* MATERIAL PROVIDED
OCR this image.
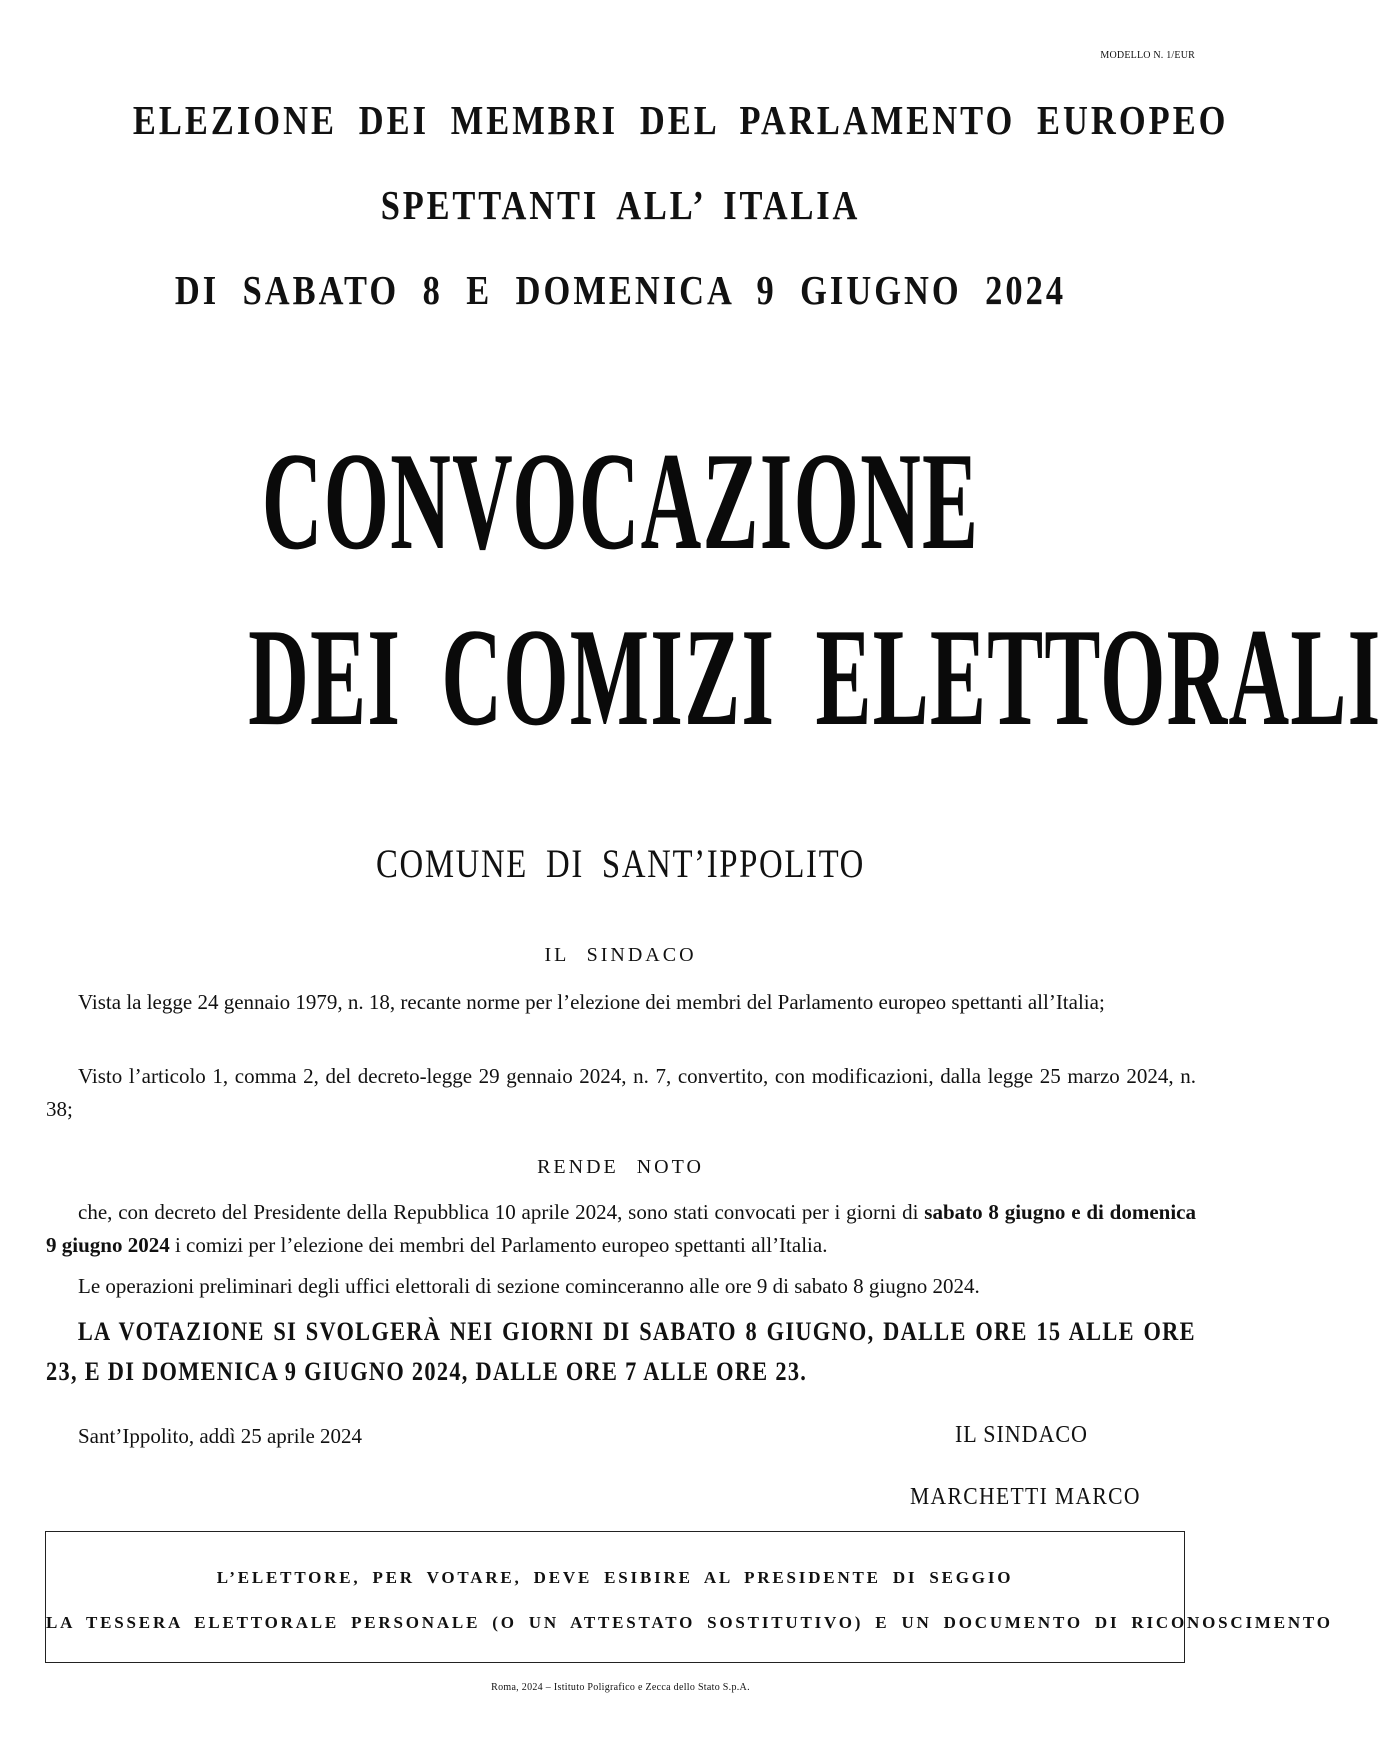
MODELLO N. 1/EUR
ELEZIONE DEI MEMBRI DEL PARLAMENTO EUROPEO
SPETTANTI ALL’ ITALIA
DI SABATO 8 E DOMENICA 9 GIUGNO 2024
CONVOCAZIONE
DEI COMIZI ELETTORALI
COMUNE DI SANT’IPPOLITO
IL SINDACO
Vista la legge 24 gennaio 1979, n. 18, recante norme per l’elezione dei membri del Parlamento europeo spettanti all’Italia;
Visto l’articolo 1, comma 2, del decreto-legge 29 gennaio 2024, n. 7, convertito, con modificazioni, dalla legge 25 marzo 2024, n. 38;
RENDE NOTO
che, con decreto del Presidente della Repubblica 10 aprile 2024, sono stati convocati per i giorni di sabato 8 giugno e di domenica 9 giugno 2024 i comizi per l’elezione dei membri del Parlamento europeo spettanti all’Italia.
Le operazioni preliminari degli uffici elettorali di sezione cominceranno alle ore 9 di sabato 8 giugno 2024.
LA VOTAZIONE SI SVOLGERÀ NEI GIORNI DI SABATO 8 GIUGNO, DALLE ORE 15 ALLE ORE 23, E DI DOMENICA 9 GIUGNO 2024, DALLE ORE 7 ALLE ORE 23.
Sant’Ippolito, addì 25 aprile 2024	IL SINDACO
MARCHETTI MARCO
L’ELETTORE, PER VOTARE, DEVE ESIBIRE AL PRESIDENTE DI SEGGIO
LA TESSERA ELETTORALE PERSONALE (O UN ATTESTATO SOSTITUTIVO) E UN DOCUMENTO DI RICONOSCIMENTO
Roma, 2024 – Istituto Poligrafico e Zecca dello Stato S.p.A.
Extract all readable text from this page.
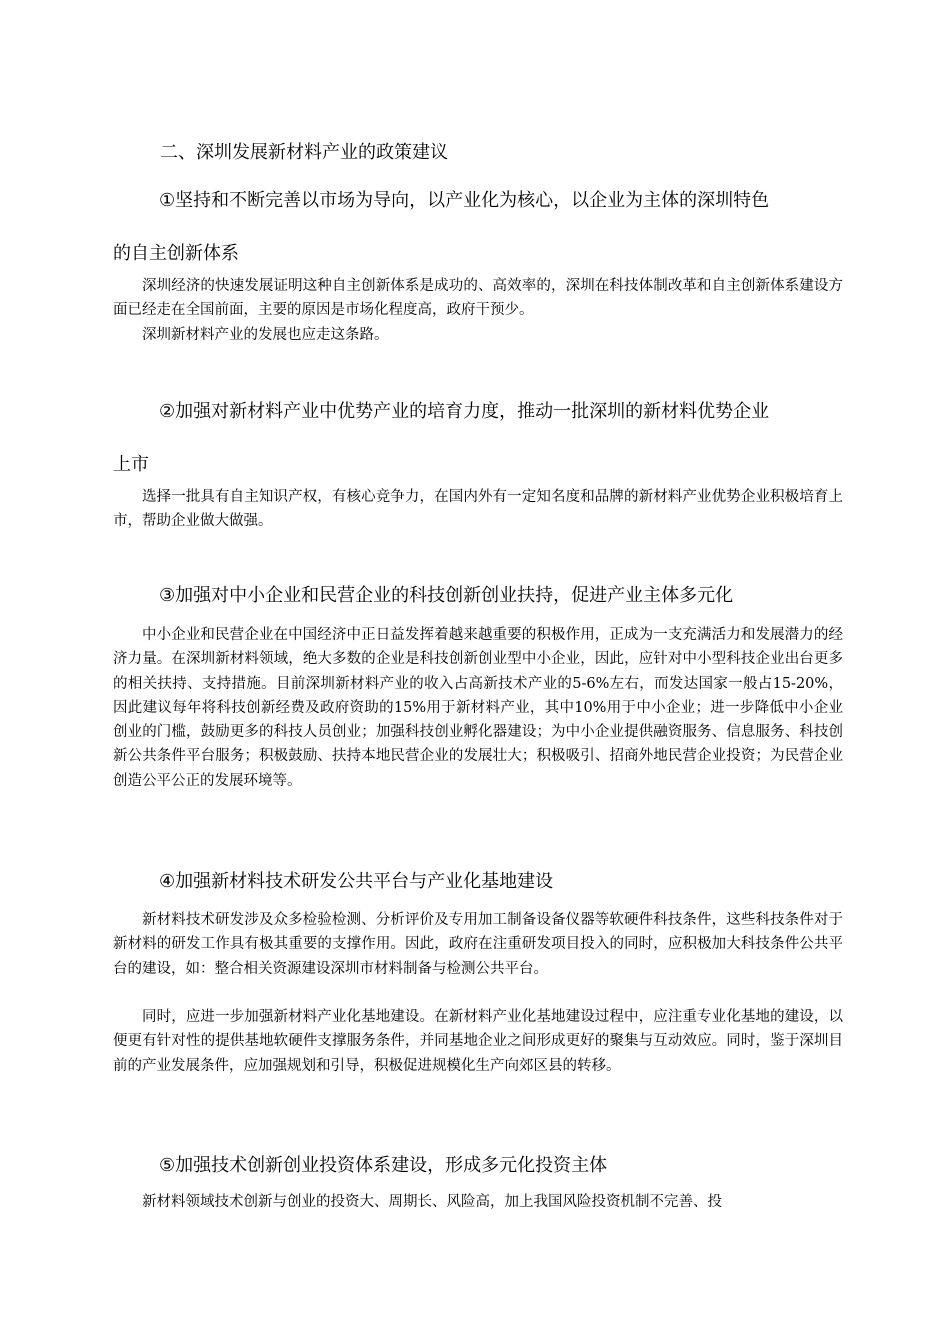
二、深圳发展新材料产业的政策建议
①坚持和不断完善以市场为导向，以产业化为核心，以企业为主体的深圳特色
的自主创新体系

深圳经济的快速发展证明这种自主创新体系是成功的、高效率的，深圳在科技体制改革和自主创新体系建设方面已经走在全国前面，主要的原因是市场化程度高，政府干预少。

深圳新材料产业的发展也应走这条路。

②加强对新材料产业中优势产业的培育力度，推动一批深圳的新材料优势企业
上市

选择一批具有自主知识产权，有核心竞争力，在国内外有一定知名度和品牌的新材料产业优势企业积极培育上市，帮助企业做大做强。

③加强对中小企业和民营企业的科技创新创业扶持，促进产业主体多元化

中小企业和民营企业在中国经济中正日益发挥着越来越重要的积极作用，正成为一支充满活力和发展潜力的经济力量。在深圳新材料领域，绝大多数的企业是科技创新创业型中小企业，因此，应针对中小型科技企业出台更多的相关扶持、支持措施。目前深圳新材料产业的收入占高新技术产业的5-6%左右，而发达国家一般占15-20%，因此建议每年将科技创新经费及政府资助的15%用于新材料产业，其中10%用于中小企业；进一步降低中小企业创业的门槛，鼓励更多的科技人员创业；加强科技创业孵化器建设；为中小企业提供融资服务、信息服务、科技创新公共条件平台服务；积极鼓励、扶持本地民营企业的发展壮大；积极吸引、招商外地民营企业投资；为民营企业创造公平公正的发展环境等。

④加强新材料技术研发公共平台与产业化基地建设

新材料技术研发涉及众多检验检测、分析评价及专用加工制备设备仪器等软硬件科技条件，这些科技条件对于新材料的研发工作具有极其重要的支撑作用。因此，政府在注重研发项目投入的同时，应积极加大科技条件公共平台的建设，如：整合相关资源建设深圳市材料制备与检测公共平台。

同时，应进一步加强新材料产业化基地建设。在新材料产业化基地建设过程中，应注重专业化基地的建设，以便更有针对性的提供基地软硬件支撑服务条件，并同基地企业之间形成更好的聚集与互动效应。同时，鉴于深圳目前的产业发展条件，应加强规划和引导，积极促进规模化生产向郊区县的转移。

⑤加强技术创新创业投资体系建设，形成多元化投资主体

新材料领域技术创新与创业的投资大、周期长、风险高，加上我国风险投资机制不完善、投
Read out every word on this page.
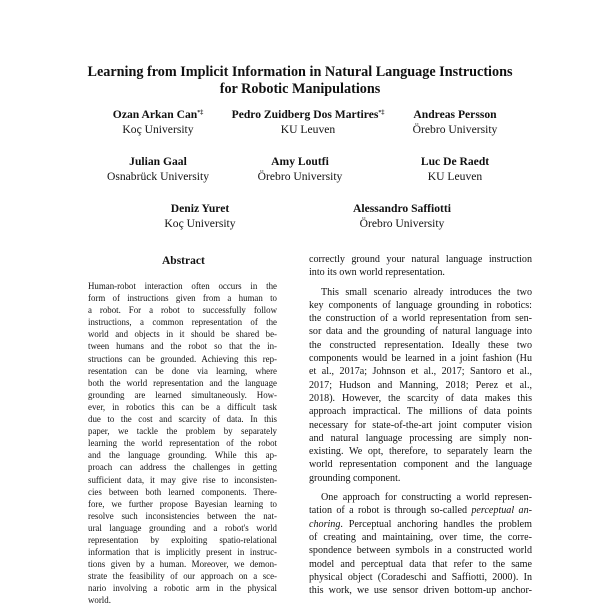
Learning from Implicit Information in Natural Language Instructions
for Robotic Manipulations
Ozan Arkan Can*‡
Koç University
Pedro Zuidberg Dos Martires*‡
KU Leuven
Andreas Persson
Örebro University
Julian Gaal
Osnabrück University
Amy Loutfi
Örebro University
Luc De Raedt
KU Leuven
Deniz Yuret
Koç University
Alessandro Saffiotti
Örebro University
Abstract
Human-robot interaction often occurs in the
form of instructions given from a human to
a robot. For a robot to successfully follow
instructions, a common representation of the
world and objects in it should be shared be-
tween humans and the robot so that the in-
structions can be grounded. Achieving this rep-
resentation can be done via learning, where
both the world representation and the language
grounding are learned simultaneously. How-
ever, in robotics this can be a difficult task
due to the cost and scarcity of data. In this
paper, we tackle the problem by separately
learning the world representation of the robot
and the language grounding. While this ap-
proach can address the challenges in getting
sufficient data, it may give rise to inconsisten-
cies between both learned components. There-
fore, we further propose Bayesian learning to
resolve such inconsistencies between the nat-
ural language grounding and a robot's world
representation by exploiting spatio-relational
information that is implicitly present in instruc-
tions given by a human. Moreover, we demon-
strate the feasibility of our approach on a sce-
nario involving a robotic arm in the physical
world.
correctly ground your natural language instruction
into its own world representation.
This small scenario already introduces the two
key components of language grounding in robotics:
the construction of a world representation from sen-
sor data and the grounding of natural language into
the constructed representation. Ideally these two
components would be learned in a joint fashion (Hu
et al., 2017a; Johnson et al., 2017; Santoro et al.,
2017; Hudson and Manning, 2018; Perez et al.,
2018). However, the scarcity of data makes this
approach impractical. The millions of data points
necessary for state-of-the-art joint computer vision
and natural language processing are simply non-
existing. We opt, therefore, to separately learn the
world representation component and the language
grounding component.
One approach for constructing a world represen-
tation of a robot is through so-called perceptual an-
choring. Perceptual anchoring handles the problem
of creating and maintaining, over time, the corre-
spondence between symbols in a constructed world
model and perceptual data that refer to the same
physical object (Coradeschi and Saffiotti, 2000). In
this work, we use sensor driven bottom-up anchor-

* PROBLEM DETAILS
Pull out every line of the entries that includes the word "physical".

* RESULT OF THIS EXERCISE
nario involving a robotic arm in the physical
physical object (Coradeschi and Saffiotti, 2000). In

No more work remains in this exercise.